What to produce: Transcribe all of the data exactly. Omit the pictures.

==============================

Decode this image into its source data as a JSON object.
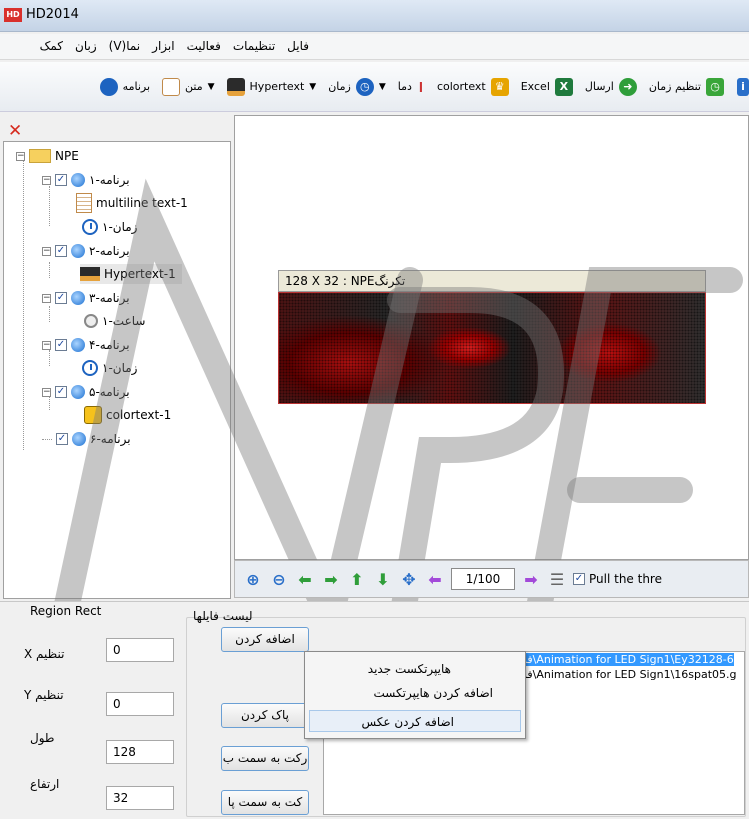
{
  "window": {
    "title": "HD2014",
    "icon_text": "HD"
  },
  "menu": [
    "فایل",
    "تنظیمات",
    "فعالیت",
    "ابزار",
    "نما(V)",
    "زبان",
    "کمک"
  ],
  "toolbar": [
    {
      "label": "تنظیم زمان",
      "icon": "clock-setting-icon",
      "color": "#3aa63a"
    },
    {
      "label": "ارسال",
      "icon": "send-icon",
      "color": "#2f9e3a"
    },
    {
      "label": "Excel",
      "icon": "excel-icon",
      "color": "#1f7a3d"
    },
    {
      "label": "colortext",
      "icon": "colortext-icon",
      "color": "#e6a400"
    },
    {
      "label": "دما",
      "icon": "thermometer-icon",
      "color": "#888888"
    },
    {
      "label": "زمان",
      "icon": "time-icon",
      "color": "#1d63c0"
    },
    {
      "label": "Hypertext",
      "icon": "hypertext-icon",
      "color": "#2b2b2b"
    },
    {
      "label": "متن",
      "icon": "text-icon",
      "color": "#c08a4a"
    },
    {
      "label": "برنامه",
      "icon": "program-icon",
      "color": "#1d63c0"
    }
  ],
  "tree": {
    "root": "NPE",
    "programs": [
      {
        "label": "برنامه-۱",
        "child": "multiline text-1",
        "child2": "زمان-۱"
      },
      {
        "label": "برنامه-۲",
        "child": "Hypertext-1"
      },
      {
        "label": "برنامه-۳",
        "child": "ساعت-۱"
      },
      {
        "label": "برنامه-۴",
        "child": "زمان-۱"
      },
      {
        "label": "برنامه-۵",
        "child": "colortext-1"
      },
      {
        "label": "برنامه-۶"
      }
    ]
  },
  "preview": {
    "header": "128 X 32 : NPEتکرنگ"
  },
  "nav": {
    "page": "1/100",
    "pull_label": "Pull the thre",
    "pull_checked": true
  },
  "region": {
    "title": "Region Rect",
    "x_label": "تنظیم X",
    "x_value": "0",
    "y_label": "تنظیم Y",
    "y_value": "0",
    "w_label": "طول",
    "w_value": "128",
    "h_label": "ارتفاع",
    "h_value": "32"
  },
  "files": {
    "title": "لیست فایلها",
    "buttons": [
      "اضافه کردن",
      "پاک کردن",
      "رکت به سمت ب",
      "کت به سمت پا"
    ],
    "items": [
      "فا\\Animation for LED Sign1\\Ey32128-6",
      "فا\\Animation for LED Sign1\\16spat05.g"
    ]
  },
  "context_menu": [
    "هایپرتکست جدید",
    "اضافه کردن هایپرتکست",
    "اضافه کردن عکس"
  ],
  "watermark_text": "NPE"
}
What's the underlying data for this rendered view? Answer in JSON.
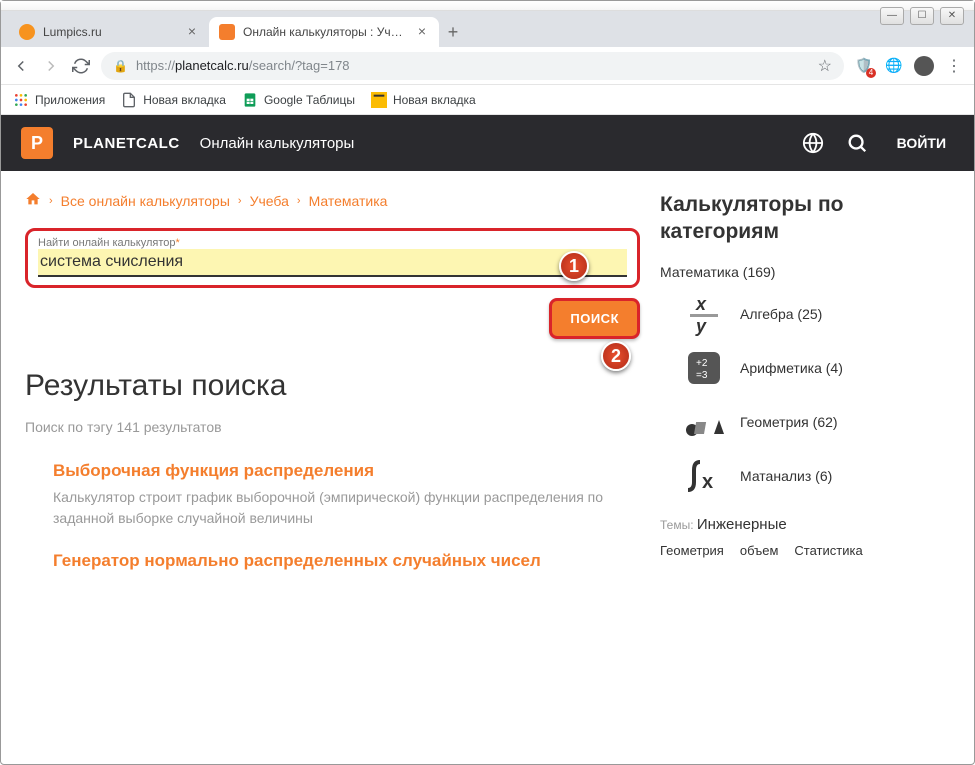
{
  "window": {
    "tabs": [
      {
        "title": "Lumpics.ru",
        "favicon": "#f7931e"
      },
      {
        "title": "Онлайн калькуляторы : Учеба :",
        "favicon": "#f47e2d"
      }
    ],
    "url_prefix": "https://",
    "url_host": "planetcalc.ru",
    "url_path": "/search/?tag=178",
    "bookmarks": [
      {
        "label": "Приложения"
      },
      {
        "label": "Новая вкладка"
      },
      {
        "label": "Google Таблицы"
      },
      {
        "label": "Новая вкладка"
      }
    ]
  },
  "site": {
    "logo_letter": "P",
    "name": "PLANETCALC",
    "tagline": "Онлайн калькуляторы",
    "login": "ВОЙТИ"
  },
  "breadcrumb": [
    "Все онлайн калькуляторы",
    "Учеба",
    "Математика"
  ],
  "search": {
    "label": "Найти онлайн калькулятор",
    "value": "система счисления",
    "button": "ПОИСК"
  },
  "results": {
    "heading": "Результаты поиска",
    "meta": "Поиск по тэгу 141 результатов",
    "items": [
      {
        "title": "Выборочная функция распределения",
        "desc": "Калькулятор строит график выборочной (эмпирической) функции распределения по заданной выборке случайной величины"
      },
      {
        "title": "Генератор нормально распределенных случайных чисел",
        "desc": ""
      }
    ]
  },
  "sidebar": {
    "heading": "Калькуляторы по категориям",
    "main_cat": "Математика (169)",
    "cats": [
      {
        "label": "Алгебра (25)"
      },
      {
        "label": "Арифметика (4)"
      },
      {
        "label": "Геометрия (62)"
      },
      {
        "label": "Матанализ (6)"
      }
    ],
    "tags_label": "Темы:",
    "tags_main": "Инженерные",
    "tag_row": [
      "Геометрия",
      "объем",
      "Статистика"
    ]
  },
  "markers": {
    "one": "1",
    "two": "2"
  }
}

==============================

Task answer:
Decode this image into its source data as a JSON object.
{
  "window": {
    "title": "HD2014",
    "icon_text": "HD"
  },
  "menu": [
    "فایل",
    "تنظیمات",
    "فعالیت",
    "ابزار",
    "نما(V)",
    "زبان",
    "کمک"
  ],
  "toolbar": [
    {
      "label": "تنظیم زمان",
      "icon": "clock-setting-icon",
      "color": "#3aa63a"
    },
    {
      "label": "ارسال",
      "icon": "send-icon",
      "color": "#2f9e3a"
    },
    {
      "label": "Excel",
      "icon": "excel-icon",
      "color": "#1f7a3d"
    },
    {
      "label": "colortext",
      "icon": "colortext-icon",
      "color": "#e6a400"
    },
    {
      "label": "دما",
      "icon": "thermometer-icon",
      "color": "#888888"
    },
    {
      "label": "زمان",
      "icon": "time-icon",
      "color": "#1d63c0"
    },
    {
      "label": "Hypertext",
      "icon": "hypertext-icon",
      "color": "#2b2b2b"
    },
    {
      "label": "متن",
      "icon": "text-icon",
      "color": "#c08a4a"
    },
    {
      "label": "برنامه",
      "icon": "program-icon",
      "color": "#1d63c0"
    }
  ],
  "tree": {
    "root": "NPE",
    "programs": [
      {
        "label": "برنامه-۱",
        "child": "multiline text-1",
        "child2": "زمان-۱"
      },
      {
        "label": "برنامه-۲",
        "child": "Hypertext-1"
      },
      {
        "label": "برنامه-۳",
        "child": "ساعت-۱"
      },
      {
        "label": "برنامه-۴",
        "child": "زمان-۱"
      },
      {
        "label": "برنامه-۵",
        "child": "colortext-1"
      },
      {
        "label": "برنامه-۶"
      }
    ]
  },
  "preview": {
    "header": "128 X 32 : NPEتکرنگ"
  },
  "nav": {
    "page": "1/100",
    "pull_label": "Pull the thre",
    "pull_checked": true
  },
  "region": {
    "title": "Region Rect",
    "x_label": "تنظیم X",
    "x_value": "0",
    "y_label": "تنظیم Y",
    "y_value": "0",
    "w_label": "طول",
    "w_value": "128",
    "h_label": "ارتفاع",
    "h_value": "32"
  },
  "files": {
    "title": "لیست فایلها",
    "buttons": [
      "اضافه کردن",
      "پاک کردن",
      "رکت به سمت ب",
      "کت به سمت پا"
    ],
    "items": [
      "فا\\Animation for LED Sign1\\Ey32128-6",
      "فا\\Animation for LED Sign1\\16spat05.g"
    ]
  },
  "context_menu": [
    "هایپرتکست جدید",
    "اضافه کردن هایپرتکست",
    "اضافه کردن عکس"
  ],
  "watermark_text": "NPE"
}
What's the underlying data for this rendered view? Answer in JSON.
{
  "window": {
    "tabs": [
      {
        "title": "Lumpics.ru",
        "favicon": "#f7931e"
      },
      {
        "title": "Онлайн калькуляторы : Учеба :",
        "favicon": "#f47e2d"
      }
    ],
    "url_prefix": "https://",
    "url_host": "planetcalc.ru",
    "url_path": "/search/?tag=178",
    "bookmarks": [
      {
        "label": "Приложения"
      },
      {
        "label": "Новая вкладка"
      },
      {
        "label": "Google Таблицы"
      },
      {
        "label": "Новая вкладка"
      }
    ]
  },
  "site": {
    "logo_letter": "P",
    "name": "PLANETCALC",
    "tagline": "Онлайн калькуляторы",
    "login": "ВОЙТИ"
  },
  "breadcrumb": [
    "Все онлайн калькуляторы",
    "Учеба",
    "Математика"
  ],
  "search": {
    "label": "Найти онлайн калькулятор",
    "value": "система счисления",
    "button": "ПОИСК"
  },
  "results": {
    "heading": "Результаты поиска",
    "meta": "Поиск по тэгу 141 результатов",
    "items": [
      {
        "title": "Выборочная функция распределения",
        "desc": "Калькулятор строит график выборочной (эмпирической) функции распределения по заданной выборке случайной величины"
      },
      {
        "title": "Генератор нормально распределенных случайных чисел",
        "desc": ""
      }
    ]
  },
  "sidebar": {
    "heading": "Калькуляторы по категориям",
    "main_cat": "Математика (169)",
    "cats": [
      {
        "label": "Алгебра (25)"
      },
      {
        "label": "Арифметика (4)"
      },
      {
        "label": "Геометрия (62)"
      },
      {
        "label": "Матанализ (6)"
      }
    ],
    "tags_label": "Темы:",
    "tags_main": "Инженерные",
    "tag_row": [
      "Геометрия",
      "объем",
      "Статистика"
    ]
  },
  "markers": {
    "one": "1",
    "two": "2"
  }
}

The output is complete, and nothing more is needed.